• [Requirements] A single number is the answer here: how many lines of the entries contain "this"?

• [Supplied information]
^^^^^^^^^^^^^^^^

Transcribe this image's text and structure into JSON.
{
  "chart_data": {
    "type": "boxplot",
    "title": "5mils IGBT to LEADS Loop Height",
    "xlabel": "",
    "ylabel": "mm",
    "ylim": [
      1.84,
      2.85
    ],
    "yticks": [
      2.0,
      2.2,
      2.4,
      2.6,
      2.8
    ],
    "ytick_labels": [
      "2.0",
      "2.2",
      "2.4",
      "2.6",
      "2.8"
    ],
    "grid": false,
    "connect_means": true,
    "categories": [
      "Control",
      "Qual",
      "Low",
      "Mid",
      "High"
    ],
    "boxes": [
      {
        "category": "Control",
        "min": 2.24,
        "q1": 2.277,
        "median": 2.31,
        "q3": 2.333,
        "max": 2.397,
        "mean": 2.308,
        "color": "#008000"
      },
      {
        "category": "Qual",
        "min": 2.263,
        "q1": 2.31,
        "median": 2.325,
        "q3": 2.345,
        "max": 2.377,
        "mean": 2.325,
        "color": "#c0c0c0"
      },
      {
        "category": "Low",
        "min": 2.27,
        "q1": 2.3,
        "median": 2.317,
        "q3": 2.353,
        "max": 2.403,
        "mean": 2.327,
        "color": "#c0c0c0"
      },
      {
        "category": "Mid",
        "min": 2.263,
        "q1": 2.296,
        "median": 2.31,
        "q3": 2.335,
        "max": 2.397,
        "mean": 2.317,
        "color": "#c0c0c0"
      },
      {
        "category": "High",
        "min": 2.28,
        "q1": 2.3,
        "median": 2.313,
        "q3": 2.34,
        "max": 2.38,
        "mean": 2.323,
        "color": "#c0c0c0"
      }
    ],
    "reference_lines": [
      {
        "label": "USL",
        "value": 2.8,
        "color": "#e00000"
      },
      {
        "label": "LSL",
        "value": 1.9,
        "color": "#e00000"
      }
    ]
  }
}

^^^^^^^^^^^^^^^^

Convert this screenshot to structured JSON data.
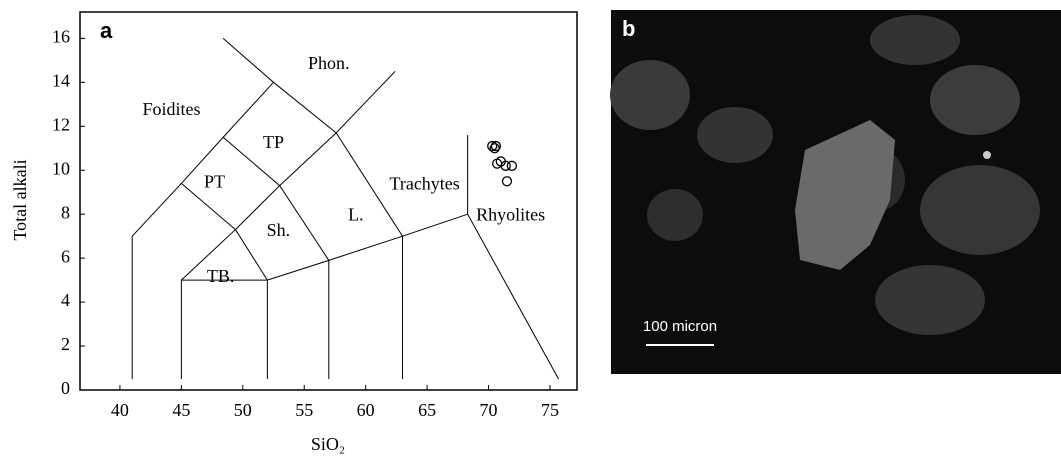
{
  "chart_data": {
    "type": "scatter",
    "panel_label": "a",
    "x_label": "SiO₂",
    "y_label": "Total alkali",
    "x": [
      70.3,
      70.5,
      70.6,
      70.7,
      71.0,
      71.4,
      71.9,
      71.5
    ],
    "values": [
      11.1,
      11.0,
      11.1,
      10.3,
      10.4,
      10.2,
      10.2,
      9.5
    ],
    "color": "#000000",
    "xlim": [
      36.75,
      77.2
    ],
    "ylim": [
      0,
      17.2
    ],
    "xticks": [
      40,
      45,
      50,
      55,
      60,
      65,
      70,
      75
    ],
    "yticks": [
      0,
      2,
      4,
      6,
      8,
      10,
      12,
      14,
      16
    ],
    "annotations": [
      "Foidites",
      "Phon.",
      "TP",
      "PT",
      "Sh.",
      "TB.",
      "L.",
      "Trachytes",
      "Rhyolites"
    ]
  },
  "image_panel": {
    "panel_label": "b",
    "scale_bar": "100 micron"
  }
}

^^^^^^^^^^^^^^^^

• [Output of the task] 2